** Excerpted records **

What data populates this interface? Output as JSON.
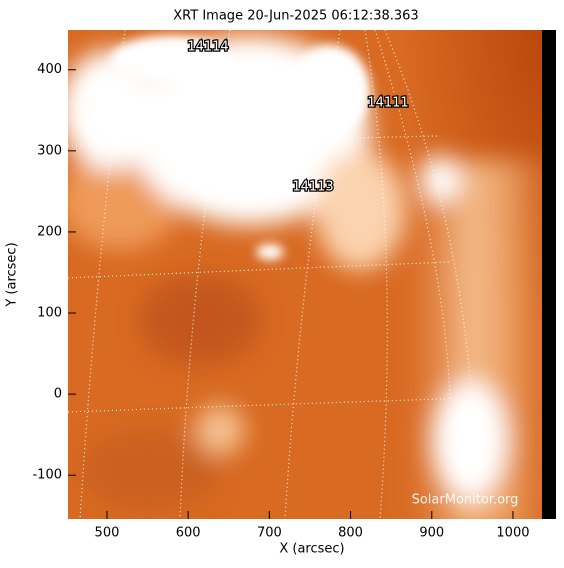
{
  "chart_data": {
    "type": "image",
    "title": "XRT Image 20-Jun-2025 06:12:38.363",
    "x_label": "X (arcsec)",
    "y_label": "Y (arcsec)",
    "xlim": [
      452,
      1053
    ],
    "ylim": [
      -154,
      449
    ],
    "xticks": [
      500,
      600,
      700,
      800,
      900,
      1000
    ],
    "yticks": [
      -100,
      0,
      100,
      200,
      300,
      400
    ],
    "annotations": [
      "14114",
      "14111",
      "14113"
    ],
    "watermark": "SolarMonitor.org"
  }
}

---

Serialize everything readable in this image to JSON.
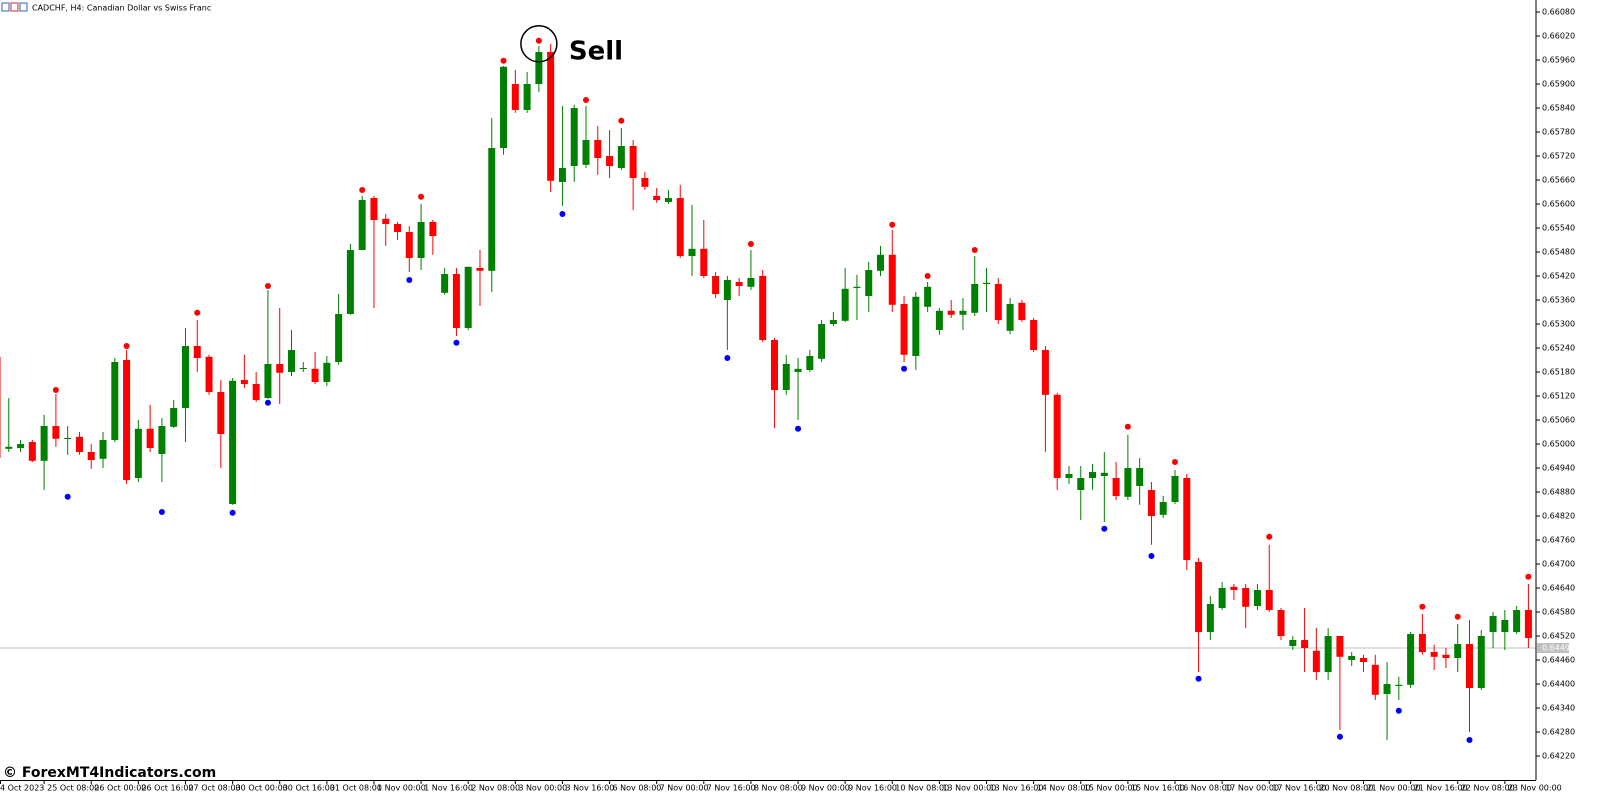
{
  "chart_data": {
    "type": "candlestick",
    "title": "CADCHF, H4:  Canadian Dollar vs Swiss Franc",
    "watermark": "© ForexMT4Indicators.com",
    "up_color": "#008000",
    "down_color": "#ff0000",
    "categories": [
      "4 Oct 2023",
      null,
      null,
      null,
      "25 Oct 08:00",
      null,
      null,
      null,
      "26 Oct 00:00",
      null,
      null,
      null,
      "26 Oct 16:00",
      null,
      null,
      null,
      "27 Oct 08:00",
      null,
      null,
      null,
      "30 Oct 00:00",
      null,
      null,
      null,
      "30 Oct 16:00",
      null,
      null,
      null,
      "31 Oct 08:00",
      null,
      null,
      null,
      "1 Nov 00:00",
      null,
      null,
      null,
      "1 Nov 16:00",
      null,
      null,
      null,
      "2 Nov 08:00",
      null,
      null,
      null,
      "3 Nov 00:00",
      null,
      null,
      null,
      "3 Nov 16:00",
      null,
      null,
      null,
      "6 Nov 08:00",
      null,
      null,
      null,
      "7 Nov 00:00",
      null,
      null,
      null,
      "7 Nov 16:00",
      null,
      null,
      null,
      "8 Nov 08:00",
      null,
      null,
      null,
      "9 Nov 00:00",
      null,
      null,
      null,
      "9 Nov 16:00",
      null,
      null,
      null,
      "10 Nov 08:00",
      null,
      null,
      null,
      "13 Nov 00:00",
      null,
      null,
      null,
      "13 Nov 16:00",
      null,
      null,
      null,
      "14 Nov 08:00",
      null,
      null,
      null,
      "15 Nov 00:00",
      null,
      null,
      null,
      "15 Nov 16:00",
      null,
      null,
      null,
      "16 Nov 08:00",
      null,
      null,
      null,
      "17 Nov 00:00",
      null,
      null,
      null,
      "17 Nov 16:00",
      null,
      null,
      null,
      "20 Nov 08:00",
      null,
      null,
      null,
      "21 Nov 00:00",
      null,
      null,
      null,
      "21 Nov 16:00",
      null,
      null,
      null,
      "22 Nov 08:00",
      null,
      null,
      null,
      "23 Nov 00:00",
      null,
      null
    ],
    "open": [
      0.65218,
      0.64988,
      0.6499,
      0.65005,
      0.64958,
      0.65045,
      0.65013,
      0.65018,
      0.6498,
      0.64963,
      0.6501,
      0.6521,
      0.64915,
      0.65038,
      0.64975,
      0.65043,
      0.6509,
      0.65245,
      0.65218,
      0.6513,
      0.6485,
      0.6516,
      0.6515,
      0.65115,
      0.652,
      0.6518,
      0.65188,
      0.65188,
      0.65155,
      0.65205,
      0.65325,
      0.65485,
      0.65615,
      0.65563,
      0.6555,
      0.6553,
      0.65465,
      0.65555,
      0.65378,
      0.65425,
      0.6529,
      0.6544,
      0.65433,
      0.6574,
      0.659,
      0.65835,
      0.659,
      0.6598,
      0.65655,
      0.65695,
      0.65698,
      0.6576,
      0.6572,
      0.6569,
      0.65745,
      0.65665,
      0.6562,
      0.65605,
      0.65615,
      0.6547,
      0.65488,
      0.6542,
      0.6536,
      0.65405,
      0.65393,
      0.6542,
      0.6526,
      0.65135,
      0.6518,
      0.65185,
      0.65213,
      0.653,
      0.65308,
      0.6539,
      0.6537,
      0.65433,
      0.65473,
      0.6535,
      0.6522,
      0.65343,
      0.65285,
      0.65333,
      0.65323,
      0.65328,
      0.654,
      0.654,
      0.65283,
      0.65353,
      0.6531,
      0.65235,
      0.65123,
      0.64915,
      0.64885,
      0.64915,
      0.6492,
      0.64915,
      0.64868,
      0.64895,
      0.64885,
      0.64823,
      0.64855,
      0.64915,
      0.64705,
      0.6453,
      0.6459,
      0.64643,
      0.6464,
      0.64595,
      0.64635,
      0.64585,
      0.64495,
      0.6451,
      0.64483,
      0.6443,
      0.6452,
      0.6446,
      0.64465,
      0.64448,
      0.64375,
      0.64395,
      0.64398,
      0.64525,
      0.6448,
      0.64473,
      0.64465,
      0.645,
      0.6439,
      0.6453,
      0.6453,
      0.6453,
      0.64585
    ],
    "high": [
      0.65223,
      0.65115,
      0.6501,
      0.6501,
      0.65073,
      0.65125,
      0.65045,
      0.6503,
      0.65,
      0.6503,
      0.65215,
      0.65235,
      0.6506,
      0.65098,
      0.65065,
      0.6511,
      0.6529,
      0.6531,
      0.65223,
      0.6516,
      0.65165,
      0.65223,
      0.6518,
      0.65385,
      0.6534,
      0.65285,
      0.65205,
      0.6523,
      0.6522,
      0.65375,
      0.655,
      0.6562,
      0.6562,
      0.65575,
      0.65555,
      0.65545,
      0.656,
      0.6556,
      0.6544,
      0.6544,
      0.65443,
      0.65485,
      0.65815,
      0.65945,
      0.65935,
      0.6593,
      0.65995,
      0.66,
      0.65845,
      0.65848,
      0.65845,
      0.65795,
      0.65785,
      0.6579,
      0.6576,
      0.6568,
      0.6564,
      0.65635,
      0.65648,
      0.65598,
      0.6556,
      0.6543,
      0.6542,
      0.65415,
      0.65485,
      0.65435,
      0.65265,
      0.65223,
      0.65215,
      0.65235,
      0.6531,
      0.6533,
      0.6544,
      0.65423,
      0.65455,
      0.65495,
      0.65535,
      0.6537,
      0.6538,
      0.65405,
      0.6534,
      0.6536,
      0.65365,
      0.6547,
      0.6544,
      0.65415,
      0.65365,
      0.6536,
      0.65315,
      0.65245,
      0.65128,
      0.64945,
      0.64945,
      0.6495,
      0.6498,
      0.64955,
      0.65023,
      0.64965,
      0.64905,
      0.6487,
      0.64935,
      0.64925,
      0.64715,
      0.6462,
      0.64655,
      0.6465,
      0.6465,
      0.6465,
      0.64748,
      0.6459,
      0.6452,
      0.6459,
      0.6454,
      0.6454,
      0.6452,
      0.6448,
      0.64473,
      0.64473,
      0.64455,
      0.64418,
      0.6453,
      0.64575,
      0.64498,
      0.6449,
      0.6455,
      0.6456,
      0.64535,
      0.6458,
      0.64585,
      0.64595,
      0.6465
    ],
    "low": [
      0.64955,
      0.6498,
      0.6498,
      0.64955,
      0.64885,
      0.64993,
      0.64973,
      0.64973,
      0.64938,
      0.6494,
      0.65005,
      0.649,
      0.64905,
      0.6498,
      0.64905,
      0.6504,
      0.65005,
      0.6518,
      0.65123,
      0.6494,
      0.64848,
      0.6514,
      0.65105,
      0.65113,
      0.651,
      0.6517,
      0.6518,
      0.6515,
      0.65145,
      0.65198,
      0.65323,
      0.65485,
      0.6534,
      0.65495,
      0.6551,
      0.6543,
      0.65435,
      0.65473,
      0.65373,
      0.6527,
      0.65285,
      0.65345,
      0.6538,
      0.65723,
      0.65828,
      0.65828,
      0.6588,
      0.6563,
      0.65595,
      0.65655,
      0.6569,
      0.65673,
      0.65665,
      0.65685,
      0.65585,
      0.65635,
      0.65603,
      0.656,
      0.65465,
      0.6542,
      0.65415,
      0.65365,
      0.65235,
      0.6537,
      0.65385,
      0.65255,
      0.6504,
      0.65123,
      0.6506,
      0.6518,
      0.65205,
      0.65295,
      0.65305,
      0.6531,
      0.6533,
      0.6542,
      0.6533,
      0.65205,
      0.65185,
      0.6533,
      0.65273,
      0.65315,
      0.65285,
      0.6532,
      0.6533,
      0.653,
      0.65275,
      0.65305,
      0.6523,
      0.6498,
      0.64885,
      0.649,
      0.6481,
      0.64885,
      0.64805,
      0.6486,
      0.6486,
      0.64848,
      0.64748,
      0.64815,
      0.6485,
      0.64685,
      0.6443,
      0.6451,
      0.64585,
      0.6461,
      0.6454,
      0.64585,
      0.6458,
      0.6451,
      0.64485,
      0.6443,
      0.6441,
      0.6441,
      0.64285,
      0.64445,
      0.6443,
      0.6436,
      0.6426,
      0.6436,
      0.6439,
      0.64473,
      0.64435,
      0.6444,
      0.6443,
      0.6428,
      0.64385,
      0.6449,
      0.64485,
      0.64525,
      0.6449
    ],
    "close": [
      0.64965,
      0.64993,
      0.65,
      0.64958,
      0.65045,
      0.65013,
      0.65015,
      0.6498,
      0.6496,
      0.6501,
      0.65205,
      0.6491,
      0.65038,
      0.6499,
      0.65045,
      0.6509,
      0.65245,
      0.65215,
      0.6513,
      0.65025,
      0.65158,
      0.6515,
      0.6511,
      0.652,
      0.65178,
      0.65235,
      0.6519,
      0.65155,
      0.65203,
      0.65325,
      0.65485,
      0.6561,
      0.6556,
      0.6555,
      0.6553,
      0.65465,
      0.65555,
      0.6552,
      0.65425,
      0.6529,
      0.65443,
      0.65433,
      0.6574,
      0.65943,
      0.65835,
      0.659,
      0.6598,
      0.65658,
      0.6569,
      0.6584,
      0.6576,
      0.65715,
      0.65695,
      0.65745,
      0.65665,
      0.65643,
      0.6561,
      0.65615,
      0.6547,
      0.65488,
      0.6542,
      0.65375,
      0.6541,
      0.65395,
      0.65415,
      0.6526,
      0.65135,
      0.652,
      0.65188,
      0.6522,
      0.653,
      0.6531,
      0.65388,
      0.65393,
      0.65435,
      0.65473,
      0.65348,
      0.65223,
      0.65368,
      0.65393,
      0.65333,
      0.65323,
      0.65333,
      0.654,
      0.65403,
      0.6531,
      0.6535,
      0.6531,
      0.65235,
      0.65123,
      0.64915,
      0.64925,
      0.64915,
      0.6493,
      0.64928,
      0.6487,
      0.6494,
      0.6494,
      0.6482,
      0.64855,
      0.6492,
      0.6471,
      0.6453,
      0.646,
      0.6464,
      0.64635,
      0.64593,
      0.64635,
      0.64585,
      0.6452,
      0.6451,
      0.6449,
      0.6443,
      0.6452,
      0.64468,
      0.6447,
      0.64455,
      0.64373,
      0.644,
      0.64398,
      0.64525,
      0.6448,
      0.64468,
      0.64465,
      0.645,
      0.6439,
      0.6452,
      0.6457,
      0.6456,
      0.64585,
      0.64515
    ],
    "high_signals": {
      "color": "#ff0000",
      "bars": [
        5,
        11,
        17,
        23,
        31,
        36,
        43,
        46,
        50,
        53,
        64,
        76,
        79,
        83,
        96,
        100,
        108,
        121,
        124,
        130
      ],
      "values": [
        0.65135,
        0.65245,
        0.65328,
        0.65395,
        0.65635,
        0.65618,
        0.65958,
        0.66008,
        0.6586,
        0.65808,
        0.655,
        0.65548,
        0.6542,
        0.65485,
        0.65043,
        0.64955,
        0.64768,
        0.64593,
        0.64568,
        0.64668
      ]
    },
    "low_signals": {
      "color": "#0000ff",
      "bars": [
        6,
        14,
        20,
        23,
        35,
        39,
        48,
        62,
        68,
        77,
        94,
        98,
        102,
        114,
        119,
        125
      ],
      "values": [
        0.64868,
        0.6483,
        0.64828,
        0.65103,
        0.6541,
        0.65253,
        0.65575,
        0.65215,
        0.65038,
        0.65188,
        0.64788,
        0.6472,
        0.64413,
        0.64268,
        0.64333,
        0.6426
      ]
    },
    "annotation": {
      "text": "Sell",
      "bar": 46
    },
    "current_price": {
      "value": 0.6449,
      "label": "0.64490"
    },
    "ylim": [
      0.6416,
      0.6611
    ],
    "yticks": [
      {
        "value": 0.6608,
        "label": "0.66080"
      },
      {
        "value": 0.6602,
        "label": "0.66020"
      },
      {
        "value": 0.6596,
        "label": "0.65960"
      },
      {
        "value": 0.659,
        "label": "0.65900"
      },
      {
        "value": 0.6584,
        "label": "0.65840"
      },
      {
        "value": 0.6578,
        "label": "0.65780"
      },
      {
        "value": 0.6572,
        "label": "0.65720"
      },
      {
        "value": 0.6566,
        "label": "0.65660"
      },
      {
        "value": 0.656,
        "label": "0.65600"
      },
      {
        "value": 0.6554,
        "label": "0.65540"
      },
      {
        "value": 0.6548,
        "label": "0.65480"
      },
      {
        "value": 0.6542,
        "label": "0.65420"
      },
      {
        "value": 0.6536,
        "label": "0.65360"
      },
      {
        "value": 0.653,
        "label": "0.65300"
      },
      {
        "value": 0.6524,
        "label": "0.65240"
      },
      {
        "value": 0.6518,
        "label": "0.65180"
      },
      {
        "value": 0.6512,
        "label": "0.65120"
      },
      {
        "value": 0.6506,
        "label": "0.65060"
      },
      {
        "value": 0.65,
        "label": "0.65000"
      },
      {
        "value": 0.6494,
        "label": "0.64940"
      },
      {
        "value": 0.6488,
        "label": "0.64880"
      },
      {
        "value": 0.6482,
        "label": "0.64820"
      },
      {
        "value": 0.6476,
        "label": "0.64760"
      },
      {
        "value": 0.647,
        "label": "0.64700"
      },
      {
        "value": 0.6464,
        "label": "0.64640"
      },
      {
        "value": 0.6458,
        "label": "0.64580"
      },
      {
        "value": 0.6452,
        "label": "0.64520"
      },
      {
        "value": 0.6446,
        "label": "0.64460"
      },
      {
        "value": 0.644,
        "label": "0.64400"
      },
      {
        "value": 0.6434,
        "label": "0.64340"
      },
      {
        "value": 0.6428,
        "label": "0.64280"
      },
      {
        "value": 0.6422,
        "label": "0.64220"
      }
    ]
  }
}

** Your instructions **
Search the lines for "watermark". Copy each line that has it.

** The output **
    "watermark": "SolarMonitor.org"
    "watermark": "© ForexMT4Indicators.com",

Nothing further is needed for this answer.